[SUPPLIED MATERIAL]
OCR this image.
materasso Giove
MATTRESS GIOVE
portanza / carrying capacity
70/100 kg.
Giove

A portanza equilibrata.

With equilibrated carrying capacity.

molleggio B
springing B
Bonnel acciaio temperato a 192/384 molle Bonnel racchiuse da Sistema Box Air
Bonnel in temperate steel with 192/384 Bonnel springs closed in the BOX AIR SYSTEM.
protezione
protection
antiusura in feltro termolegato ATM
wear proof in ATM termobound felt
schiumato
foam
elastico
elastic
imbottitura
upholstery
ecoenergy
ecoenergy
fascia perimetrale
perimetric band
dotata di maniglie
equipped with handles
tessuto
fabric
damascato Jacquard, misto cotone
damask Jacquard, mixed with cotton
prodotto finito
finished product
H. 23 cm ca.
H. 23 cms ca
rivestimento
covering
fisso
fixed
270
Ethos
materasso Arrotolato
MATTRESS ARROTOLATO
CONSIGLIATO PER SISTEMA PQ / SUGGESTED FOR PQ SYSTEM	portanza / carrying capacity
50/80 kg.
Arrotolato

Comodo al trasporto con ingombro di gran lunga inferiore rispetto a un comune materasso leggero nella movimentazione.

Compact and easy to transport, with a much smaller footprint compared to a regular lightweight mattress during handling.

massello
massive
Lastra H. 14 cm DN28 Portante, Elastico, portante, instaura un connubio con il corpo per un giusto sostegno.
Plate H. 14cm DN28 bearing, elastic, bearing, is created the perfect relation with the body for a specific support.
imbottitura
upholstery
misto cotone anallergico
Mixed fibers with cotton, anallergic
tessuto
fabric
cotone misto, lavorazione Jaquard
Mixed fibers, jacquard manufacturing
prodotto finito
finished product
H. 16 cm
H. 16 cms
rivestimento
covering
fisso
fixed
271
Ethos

--

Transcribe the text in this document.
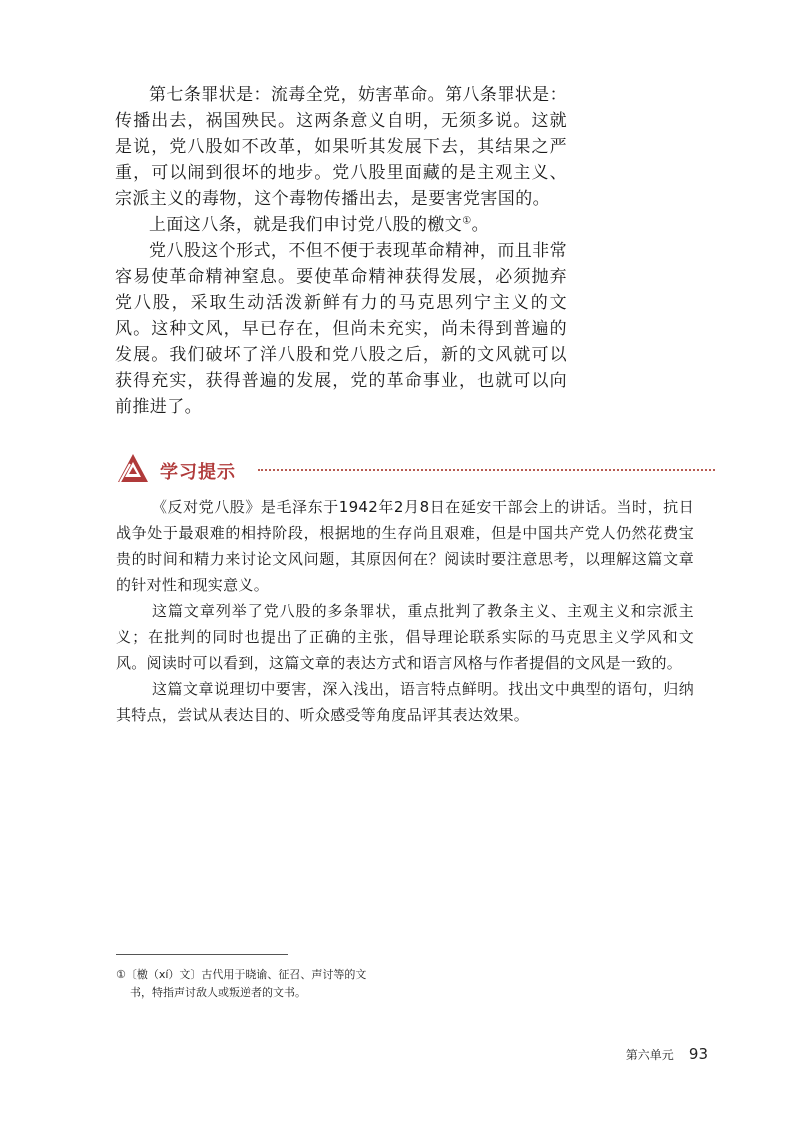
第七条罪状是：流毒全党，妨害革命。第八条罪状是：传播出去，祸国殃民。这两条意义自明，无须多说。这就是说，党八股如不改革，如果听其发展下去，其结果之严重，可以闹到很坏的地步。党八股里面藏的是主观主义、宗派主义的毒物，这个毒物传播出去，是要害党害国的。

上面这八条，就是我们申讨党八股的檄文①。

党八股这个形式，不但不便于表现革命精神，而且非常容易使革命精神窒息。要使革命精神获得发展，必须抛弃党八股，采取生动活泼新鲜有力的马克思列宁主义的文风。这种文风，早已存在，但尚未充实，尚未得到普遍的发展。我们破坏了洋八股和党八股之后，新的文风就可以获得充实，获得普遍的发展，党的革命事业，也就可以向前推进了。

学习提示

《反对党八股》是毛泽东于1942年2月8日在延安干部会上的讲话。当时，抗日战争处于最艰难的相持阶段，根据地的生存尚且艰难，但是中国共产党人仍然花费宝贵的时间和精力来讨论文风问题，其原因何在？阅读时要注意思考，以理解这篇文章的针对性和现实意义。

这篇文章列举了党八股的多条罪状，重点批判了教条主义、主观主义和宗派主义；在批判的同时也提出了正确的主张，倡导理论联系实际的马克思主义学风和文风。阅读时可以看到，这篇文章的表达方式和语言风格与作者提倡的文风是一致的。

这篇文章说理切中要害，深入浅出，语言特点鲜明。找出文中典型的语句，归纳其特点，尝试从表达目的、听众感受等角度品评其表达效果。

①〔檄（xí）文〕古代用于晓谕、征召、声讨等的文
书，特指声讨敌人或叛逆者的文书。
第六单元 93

[THE TASK] Find the word "this" in the entries above and gather every line that holds it.

[EXERCISE RESPONSE]
OCR this image.
Transcribe the text in this document.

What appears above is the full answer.